- Written task
Filter the records below for the word "Dalton". Copy each line that holds it.

Items from a data source:
┄┄┄┄┄┄┄┄┄┄

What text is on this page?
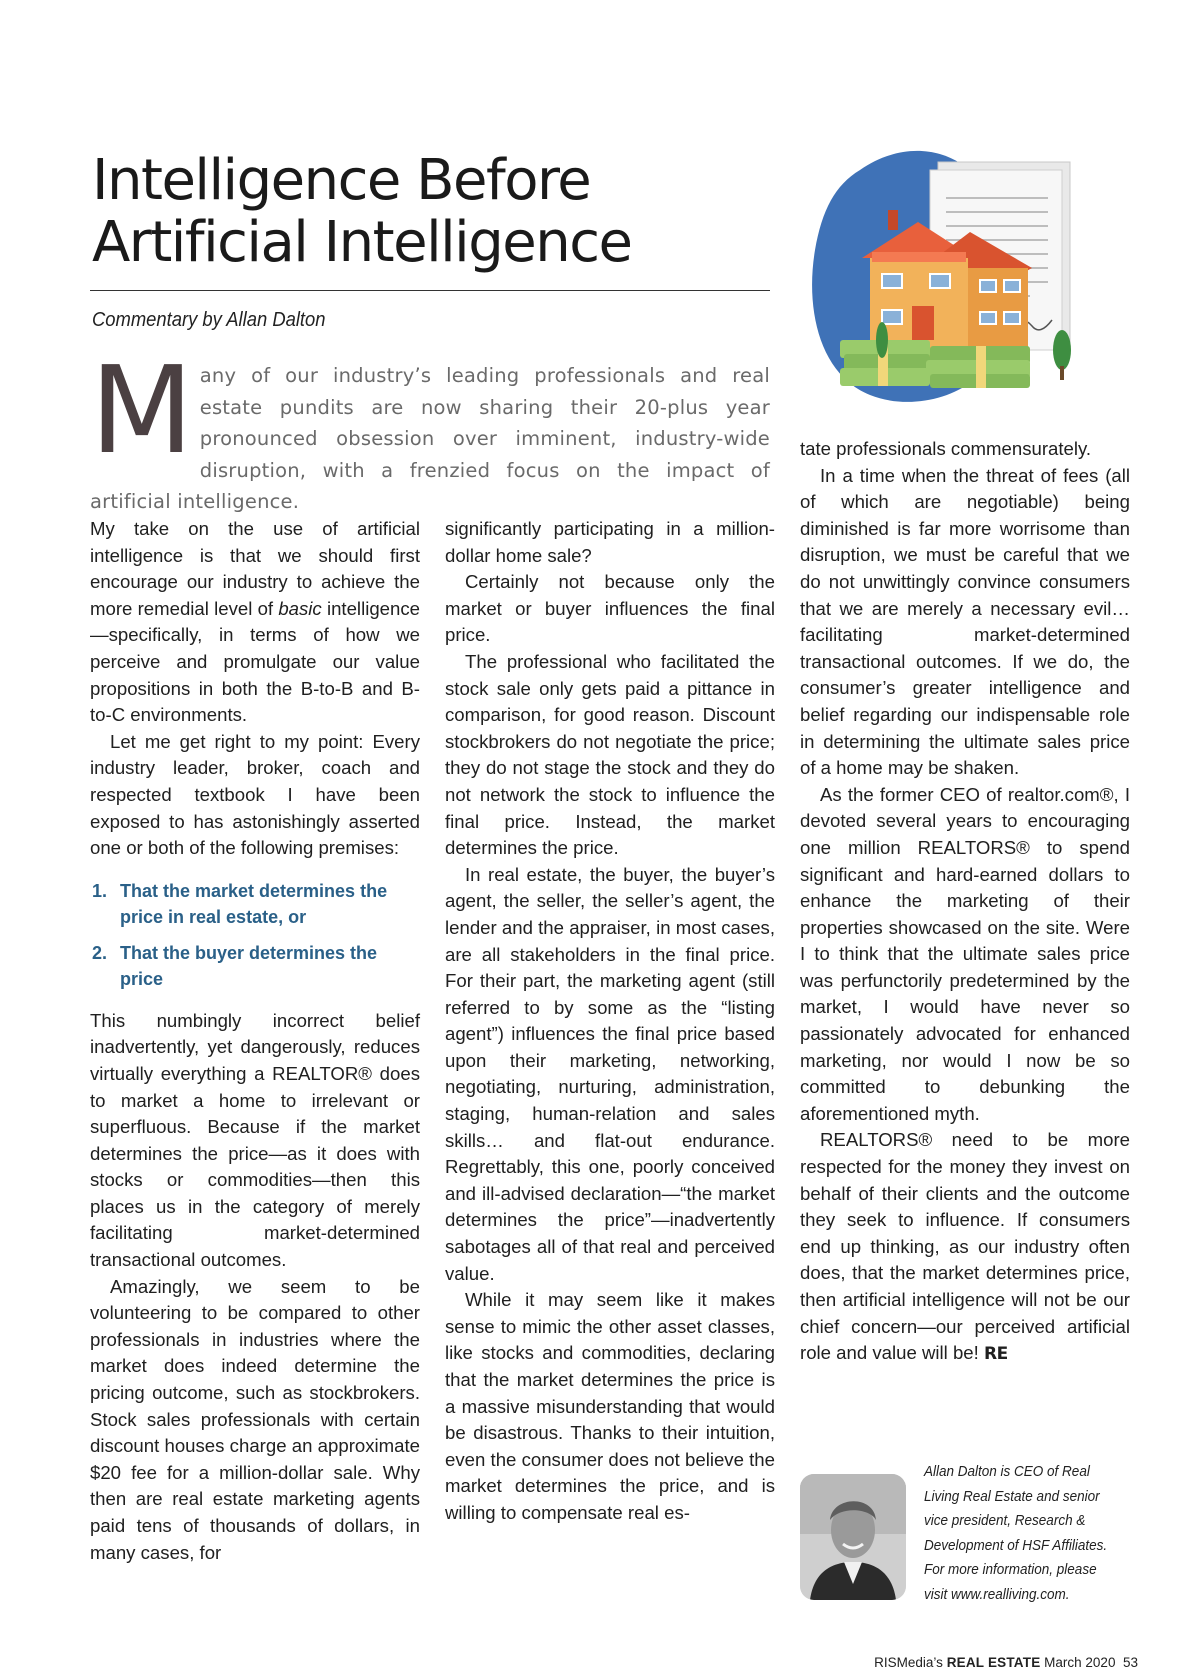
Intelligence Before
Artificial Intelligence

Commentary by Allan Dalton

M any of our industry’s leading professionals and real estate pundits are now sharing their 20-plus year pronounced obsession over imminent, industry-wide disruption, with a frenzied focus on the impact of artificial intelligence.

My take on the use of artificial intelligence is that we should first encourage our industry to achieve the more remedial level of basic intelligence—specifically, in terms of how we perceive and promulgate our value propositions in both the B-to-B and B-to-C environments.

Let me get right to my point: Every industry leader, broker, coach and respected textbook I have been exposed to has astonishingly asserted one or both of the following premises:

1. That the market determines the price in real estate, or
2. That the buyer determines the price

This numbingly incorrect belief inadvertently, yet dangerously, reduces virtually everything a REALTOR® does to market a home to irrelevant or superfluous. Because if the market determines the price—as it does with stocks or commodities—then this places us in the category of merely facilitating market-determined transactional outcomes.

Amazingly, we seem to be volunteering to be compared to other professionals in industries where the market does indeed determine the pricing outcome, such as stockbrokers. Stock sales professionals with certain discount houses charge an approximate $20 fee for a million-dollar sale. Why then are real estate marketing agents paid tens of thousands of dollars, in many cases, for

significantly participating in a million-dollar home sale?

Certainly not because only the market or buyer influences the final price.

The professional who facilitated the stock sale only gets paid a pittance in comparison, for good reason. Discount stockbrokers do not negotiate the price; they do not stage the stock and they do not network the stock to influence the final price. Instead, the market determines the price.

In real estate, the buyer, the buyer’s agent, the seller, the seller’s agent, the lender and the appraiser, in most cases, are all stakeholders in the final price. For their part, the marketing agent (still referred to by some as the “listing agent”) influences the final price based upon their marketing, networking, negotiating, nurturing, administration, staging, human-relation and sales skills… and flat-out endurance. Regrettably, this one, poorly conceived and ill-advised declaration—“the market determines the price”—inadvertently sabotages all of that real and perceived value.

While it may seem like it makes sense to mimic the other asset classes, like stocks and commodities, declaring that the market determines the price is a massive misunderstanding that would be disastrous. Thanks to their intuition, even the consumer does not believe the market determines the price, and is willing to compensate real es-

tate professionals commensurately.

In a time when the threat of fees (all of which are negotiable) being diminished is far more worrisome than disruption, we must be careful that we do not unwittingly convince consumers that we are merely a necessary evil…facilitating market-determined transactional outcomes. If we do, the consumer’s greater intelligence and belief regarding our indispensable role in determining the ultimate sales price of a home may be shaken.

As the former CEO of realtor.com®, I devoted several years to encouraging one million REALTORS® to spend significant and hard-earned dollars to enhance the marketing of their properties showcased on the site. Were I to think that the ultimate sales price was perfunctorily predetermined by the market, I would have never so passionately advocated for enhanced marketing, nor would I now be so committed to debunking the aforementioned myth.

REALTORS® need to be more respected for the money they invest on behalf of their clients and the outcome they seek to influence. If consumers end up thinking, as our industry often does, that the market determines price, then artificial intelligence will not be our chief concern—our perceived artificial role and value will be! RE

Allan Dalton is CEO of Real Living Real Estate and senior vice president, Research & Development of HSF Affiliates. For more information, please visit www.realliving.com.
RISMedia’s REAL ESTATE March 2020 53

┄┄┄┄┄┄┄┄┄┄

- Exercise output
Commentary by Allan Dalton
Allan Dalton is CEO of Real Living Real Estate and senior vice president, Research & Development of HSF Affiliates. For more information, please visit www.realliving.com.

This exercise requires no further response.